* _Given instruction_: Set the listing down again in full, word for word, with the pictures left out.

[Records contained in a dataset]
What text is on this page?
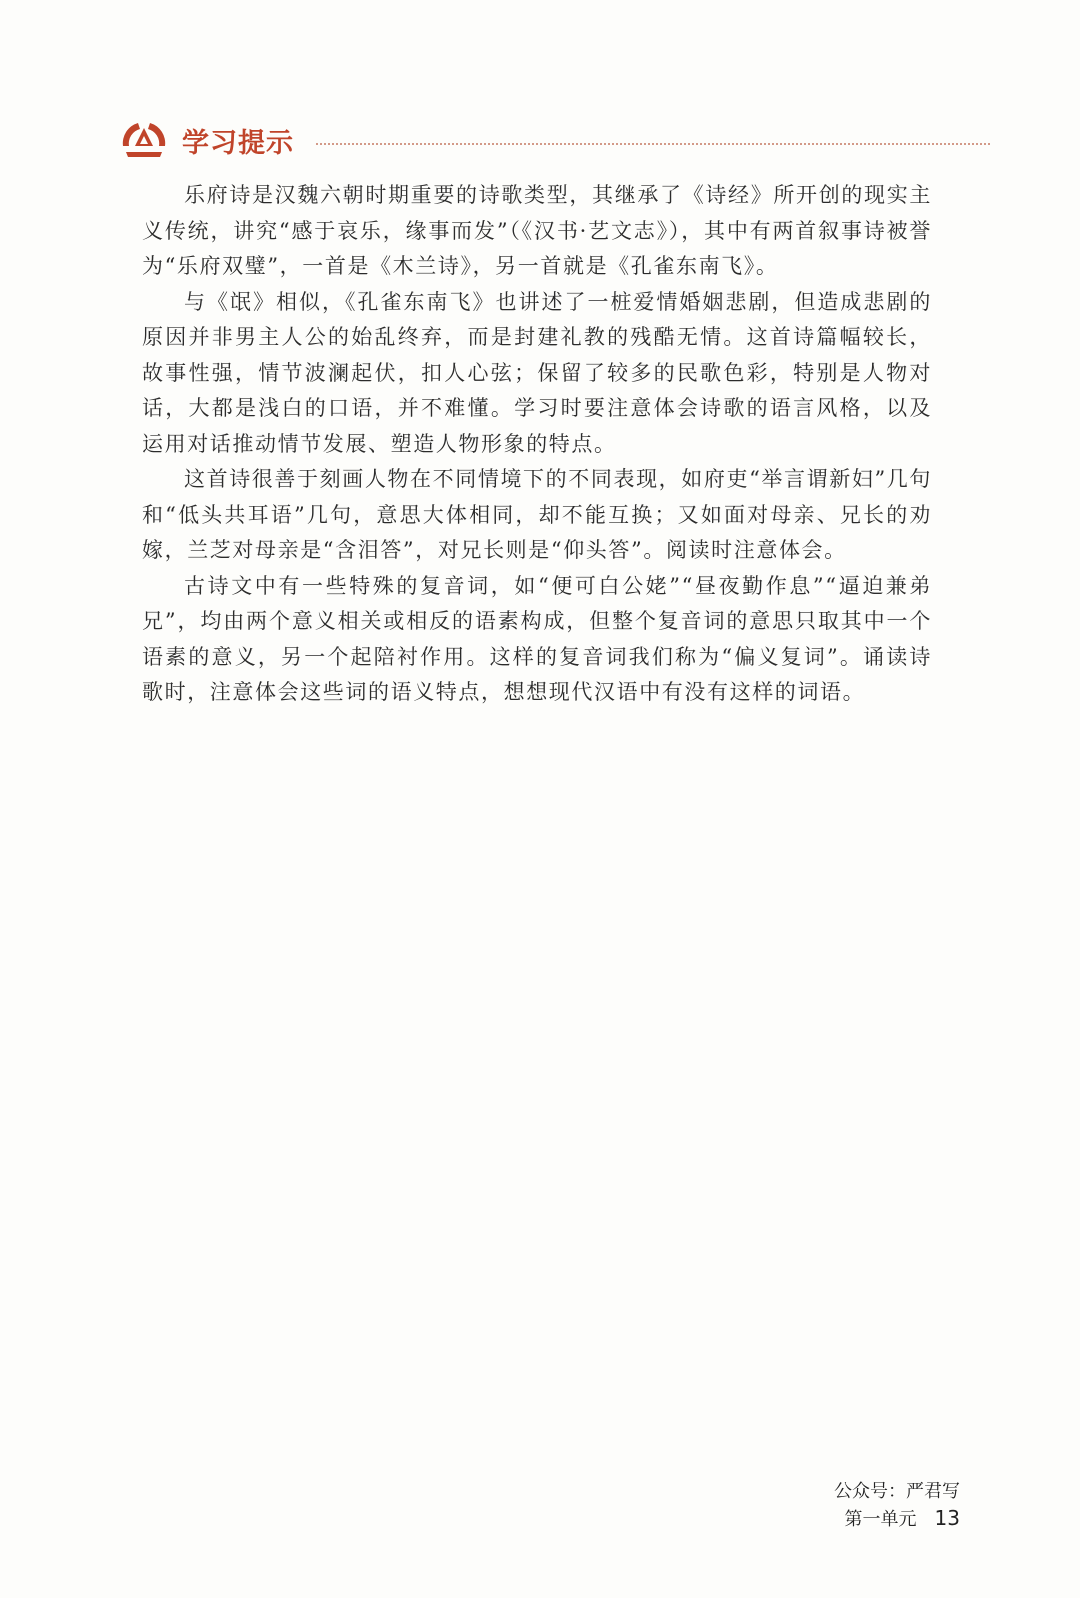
学习提示

乐府诗是汉魏六朝时期重要的诗歌类型，其继承了《诗经》所开创的现实主义传统，讲究“感于哀乐，缘事而发”（《汉书·艺文志》），其中有两首叙事诗被誉为“乐府双璧”，一首是《木兰诗》，另一首就是《孔雀东南飞》。

与《氓》相似，《孔雀东南飞》也讲述了一桩爱情婚姻悲剧，但造成悲剧的原因并非男主人公的始乱终弃，而是封建礼教的残酷无情。这首诗篇幅较长，故事性强，情节波澜起伏，扣人心弦；保留了较多的民歌色彩，特别是人物对话，大都是浅白的口语，并不难懂。学习时要注意体会诗歌的语言风格，以及运用对话推动情节发展、塑造人物形象的特点。

这首诗很善于刻画人物在不同情境下的不同表现，如府吏“举言谓新妇”几句和“低头共耳语”几句，意思大体相同，却不能互换；又如面对母亲、兄长的劝嫁，兰芝对母亲是“含泪答”，对兄长则是“仰头答”。阅读时注意体会。

古诗文中有一些特殊的复音词，如“便可白公姥”“昼夜勤作息”“逼迫兼弟兄”，均由两个意义相关或相反的语素构成，但整个复音词的意思只取其中一个语素的意义，另一个起陪衬作用。这样的复音词我们称为“偏义复词”。诵读诗歌时，注意体会这些词的语义特点，想想现代汉语中有没有这样的词语。

公众号：严君写
第一单元 13
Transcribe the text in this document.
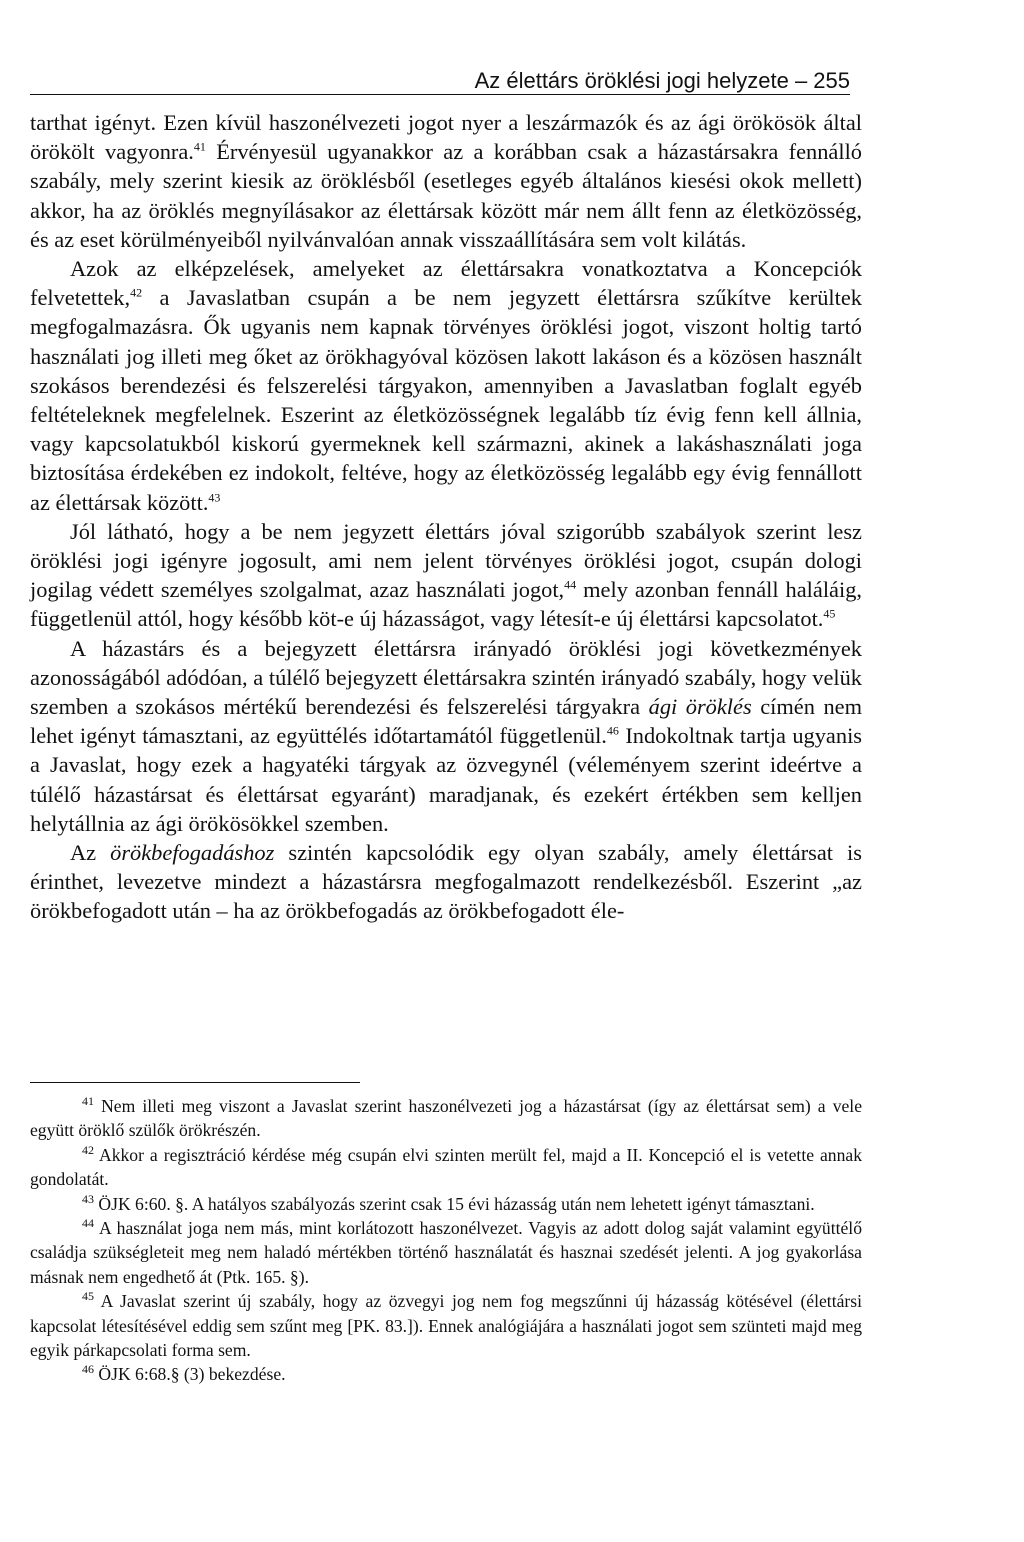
Az élettárs öröklési jogi helyzete – 255

tarthat igényt. Ezen kívül haszonélvezeti jogot nyer a leszármazók és az ági örökösök által örökölt vagyonra.$^{41}$ Érvényesül ugyanakkor az a korábban csak a házastársakra fennálló szabály, mely szerint kiesik az öröklésből (esetleges egyéb általános kiesési okok mellett) akkor, ha az öröklés megnyílásakor az élettársak között már nem állt fenn az életközösség, és az eset körülményeiből nyilvánvalóan annak visszaállítására sem volt kilátás.

Azok az elképzelések, amelyeket az élettársakra vonatkoztatva a Koncepciók felvetettek,$^{42}$ a Javaslatban csupán a be nem jegyzett élettársra szűkítve kerültek megfogalmazásra. Ők ugyanis nem kapnak törvényes öröklési jogot, viszont holtig tartó használati jog illeti meg őket az örökhagyóval közösen lakott lakáson és a közösen használt szokásos berendezési és felszerelési tárgyakon, amennyiben a Javaslatban foglalt egyéb feltételeknek megfelelnek. Eszerint az életközösségnek legalább tíz évig fenn kell állnia, vagy kapcsolatukból kiskorú gyermeknek kell származni, akinek a lakáshasználati joga biztosítása érdekében ez indokolt, feltéve, hogy az életközösség legalább egy évig fennállott az élettársak között.$^{43}$

Jól látható, hogy a be nem jegyzett élettárs jóval szigorúbb szabályok szerint lesz öröklési jogi igényre jogosult, ami nem jelent törvényes öröklési jogot, csupán dologi jogilag védett személyes szolgalmat, azaz használati jogot,$^{44}$ mely azonban fennáll haláláig, függetlenül attól, hogy később köt-e új házasságot, vagy létesít-e új élettársi kapcsolatot.$^{45}$

A házastárs és a bejegyzett élettársra irányadó öröklési jogi következmények azonosságából adódóan, a túlélő bejegyzett élettársakra szintén irányadó szabály, hogy velük szemben a szokásos mértékű berendezési és felszerelési tárgyakra ági öröklés címén nem lehet igényt támasztani, az együttélés időtartamától függetlenül.$^{46}$ Indokoltnak tartja ugyanis a Javaslat, hogy ezek a hagyatéki tárgyak az özvegynél (véleményem szerint ideértve a túlélő házastársat és élettársat egyaránt) maradjanak, és ezekért értékben sem kelljen helytállnia az ági örökösökkel szemben.

Az örökbefogadáshoz szintén kapcsolódik egy olyan szabály, amely élettársat is érinthet, levezetve mindezt a házastársra megfogalmazott rendelkezésből. Eszerint „az örökbefogadott után – ha az örökbefogadás az örökbefogadott éle-

$^{41}$ Nem illeti meg viszont a Javaslat szerint haszonélvezeti jog a házastársat (így az élettársat sem) a vele együtt öröklő szülők örökrészén.

$^{42}$ Akkor a regisztráció kérdése még csupán elvi szinten merült fel, majd a II. Koncepció el is vetette annak gondolatát.

$^{43}$ ÖJK 6:60. §. A hatályos szabályozás szerint csak 15 évi házasság után nem lehetett igényt támasztani.

$^{44}$ A használat joga nem más, mint korlátozott haszonélvezet. Vagyis az adott dolog saját valamint együttélő családja szükségleteit meg nem haladó mértékben történő használatát és hasznai szedését jelenti. A jog gyakorlása másnak nem engedhető át (Ptk. 165. §).

$^{45}$ A Javaslat szerint új szabály, hogy az özvegyi jog nem fog megszűnni új házasság kötésével (élettársi kapcsolat létesítésével eddig sem szűnt meg [PK. 83.]). Ennek analógiájára a használati jogot sem szünteti majd meg egyik párkapcsolati forma sem.

$^{46}$ ÖJK 6:68.§ (3) bekezdése.
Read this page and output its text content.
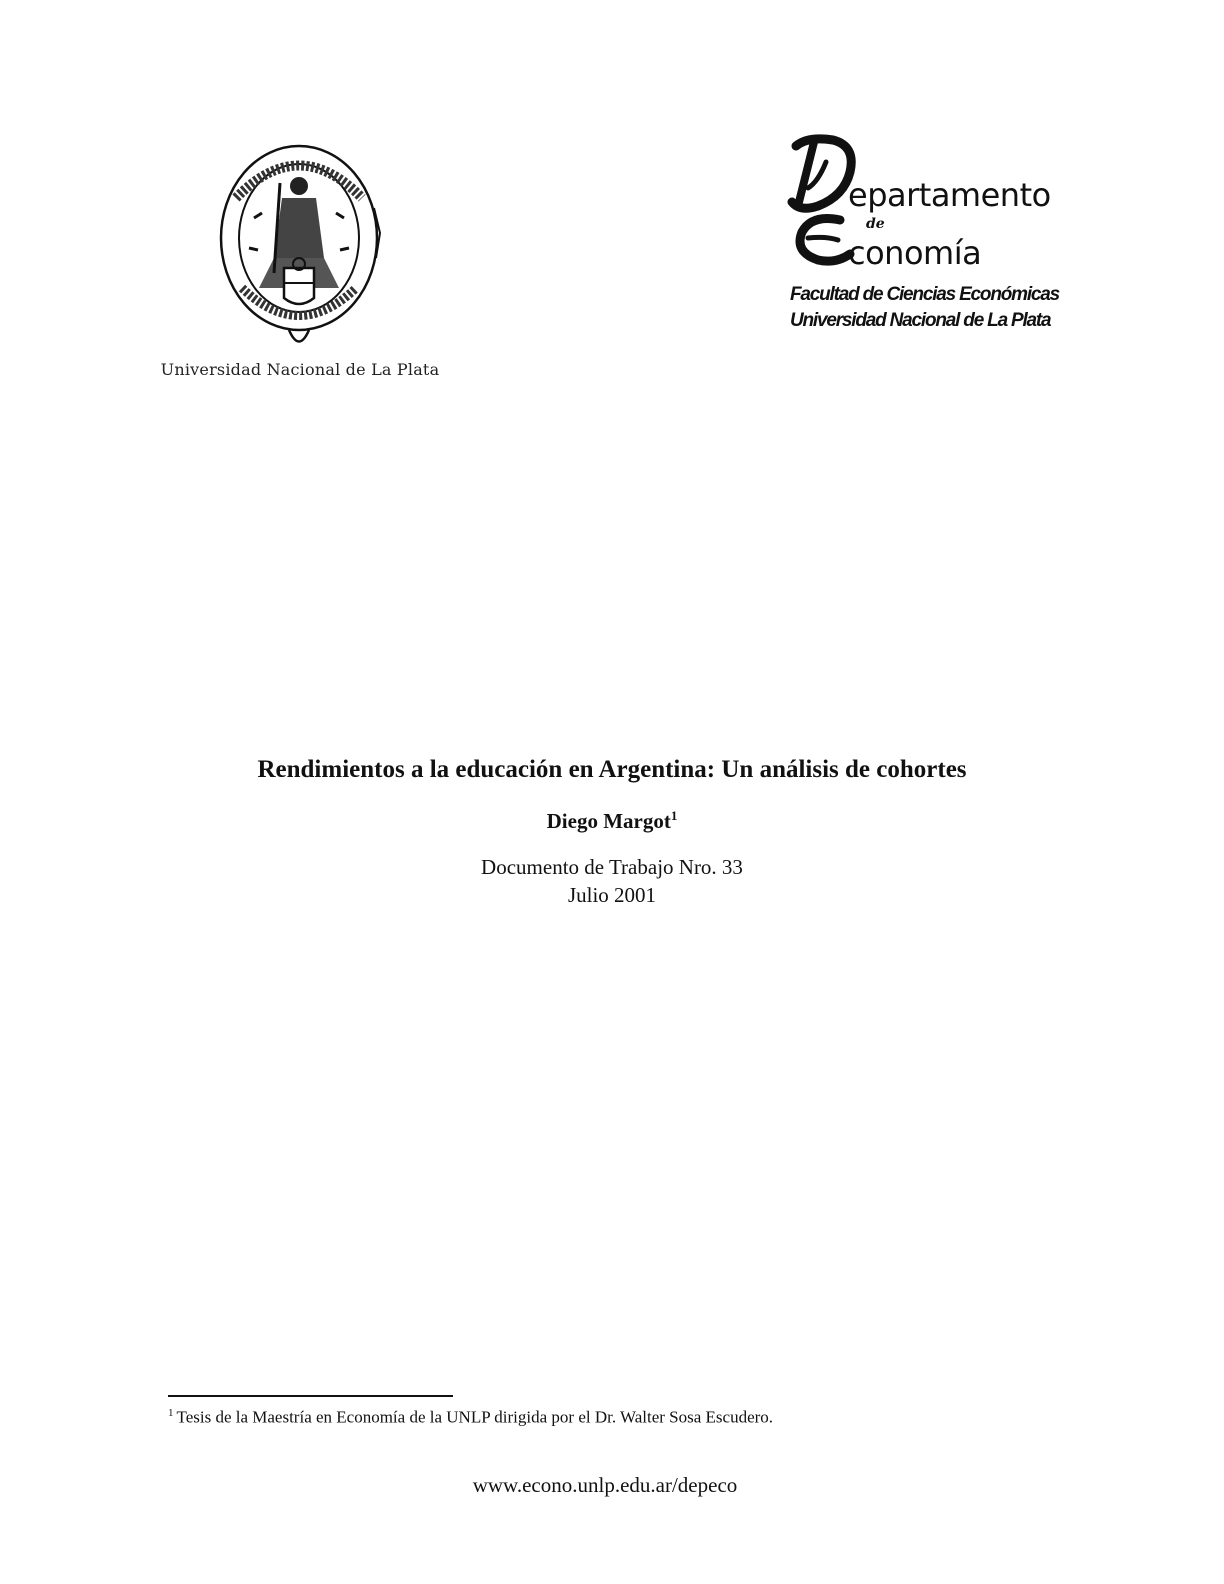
Universidad Nacional de La Plata
epartamento
de
conomía
Facultad de Ciencias Económicas
Universidad Nacional de La Plata
Rendimientos a la educación en Argentina: Un análisis de cohortes
Diego Margot$^1$
Documento de Trabajo Nro. 33
Julio 2001
$^1$ Tesis de la Maestría en Economía de la UNLP dirigida por el Dr. Walter Sosa Escudero.
www.econo.unlp.edu.ar/depeco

* _Response_:
What text is on this page?
学习提示

乐府诗是汉魏六朝时期重要的诗歌类型，其继承了《诗经》所开创的现实主义传统，讲究“感于哀乐，缘事而发”（《汉书·艺文志》），其中有两首叙事诗被誉为“乐府双璧”，一首是《木兰诗》，另一首就是《孔雀东南飞》。

与《氓》相似，《孔雀东南飞》也讲述了一桩爱情婚姻悲剧，但造成悲剧的原因并非男主人公的始乱终弃，而是封建礼教的残酷无情。这首诗篇幅较长，故事性强，情节波澜起伏，扣人心弦；保留了较多的民歌色彩，特别是人物对话，大都是浅白的口语，并不难懂。学习时要注意体会诗歌的语言风格，以及运用对话推动情节发展、塑造人物形象的特点。

这首诗很善于刻画人物在不同情境下的不同表现，如府吏“举言谓新妇”几句和“低头共耳语”几句，意思大体相同，却不能互换；又如面对母亲、兄长的劝嫁，兰芝对母亲是“含泪答”，对兄长则是“仰头答”。阅读时注意体会。

古诗文中有一些特殊的复音词，如“便可白公姥”“昼夜勤作息”“逼迫兼弟兄”，均由两个意义相关或相反的语素构成，但整个复音词的意思只取其中一个语素的意义，另一个起陪衬作用。这样的复音词我们称为“偏义复词”。诵读诗歌时，注意体会这些词的语义特点，想想现代汉语中有没有这样的词语。

公众号：严君写
第一单元 13
Transcribe the text in this document.
Az élettárs öröklési jogi helyzete – 255

tarthat igényt. Ezen kívül haszonélvezeti jogot nyer a leszármazók és az ági örökösök által örökölt vagyonra.$^{41}$ Érvényesül ugyanakkor az a korábban csak a házastársakra fennálló szabály, mely szerint kiesik az öröklésből (esetleges egyéb általános kiesési okok mellett) akkor, ha az öröklés megnyílásakor az élettársak között már nem állt fenn az életközösség, és az eset körülményeiből nyilvánvalóan annak visszaállítására sem volt kilátás.

Azok az elképzelések, amelyeket az élettársakra vonatkoztatva a Koncepciók felvetettek,$^{42}$ a Javaslatban csupán a be nem jegyzett élettársra szűkítve kerültek megfogalmazásra. Ők ugyanis nem kapnak törvényes öröklési jogot, viszont holtig tartó használati jog illeti meg őket az örökhagyóval közösen lakott lakáson és a közösen használt szokásos berendezési és felszerelési tárgyakon, amennyiben a Javaslatban foglalt egyéb feltételeknek megfelelnek. Eszerint az életközösségnek legalább tíz évig fenn kell állnia, vagy kapcsolatukból kiskorú gyermeknek kell származni, akinek a lakáshasználati joga biztosítása érdekében ez indokolt, feltéve, hogy az életközösség legalább egy évig fennállott az élettársak között.$^{43}$

Jól látható, hogy a be nem jegyzett élettárs jóval szigorúbb szabályok szerint lesz öröklési jogi igényre jogosult, ami nem jelent törvényes öröklési jogot, csupán dologi jogilag védett személyes szolgalmat, azaz használati jogot,$^{44}$ mely azonban fennáll haláláig, függetlenül attól, hogy később köt-e új házasságot, vagy létesít-e új élettársi kapcsolatot.$^{45}$

A házastárs és a bejegyzett élettársra irányadó öröklési jogi következmények azonosságából adódóan, a túlélő bejegyzett élettársakra szintén irányadó szabály, hogy velük szemben a szokásos mértékű berendezési és felszerelési tárgyakra ági öröklés címén nem lehet igényt támasztani, az együttélés időtartamától függetlenül.$^{46}$ Indokoltnak tartja ugyanis a Javaslat, hogy ezek a hagyatéki tárgyak az özvegynél (véleményem szerint ideértve a túlélő házastársat és élettársat egyaránt) maradjanak, és ezekért értékben sem kelljen helytállnia az ági örökösökkel szemben.

Az örökbefogadáshoz szintén kapcsolódik egy olyan szabály, amely élettársat is érinthet, levezetve mindezt a házastársra megfogalmazott rendelkezésből. Eszerint „az örökbefogadott után – ha az örökbefogadás az örökbefogadott éle-

$^{41}$ Nem illeti meg viszont a Javaslat szerint haszonélvezeti jog a házastársat (így az élettársat sem) a vele együtt öröklő szülők örökrészén.

$^{42}$ Akkor a regisztráció kérdése még csupán elvi szinten merült fel, majd a II. Koncepció el is vetette annak gondolatát.

$^{43}$ ÖJK 6:60. §. A hatályos szabályozás szerint csak 15 évi házasság után nem lehetett igényt támasztani.

$^{44}$ A használat joga nem más, mint korlátozott haszonélvezet. Vagyis az adott dolog saját valamint együttélő családja szükségleteit meg nem haladó mértékben történő használatát és hasznai szedését jelenti. A jog gyakorlása másnak nem engedhető át (Ptk. 165. §).

$^{45}$ A Javaslat szerint új szabály, hogy az özvegyi jog nem fog megszűnni új házasság kötésével (élettársi kapcsolat létesítésével eddig sem szűnt meg [PK. 83.]). Ennek analógiájára a használati jogot sem szünteti majd meg egyik párkapcsolati forma sem.

$^{46}$ ÖJK 6:68.§ (3) bekezdése.
Read this page and output its text content.
Universidad Nacional de La Plata
epartamento
de
conomía
Facultad de Ciencias Económicas
Universidad Nacional de La Plata
Rendimientos a la educación en Argentina: Un análisis de cohortes
Diego Margot$^1$
Documento de Trabajo Nro. 33
Julio 2001
$^1$ Tesis de la Maestría en Economía de la UNLP dirigida por el Dr. Walter Sosa Escudero.
www.econo.unlp.edu.ar/depeco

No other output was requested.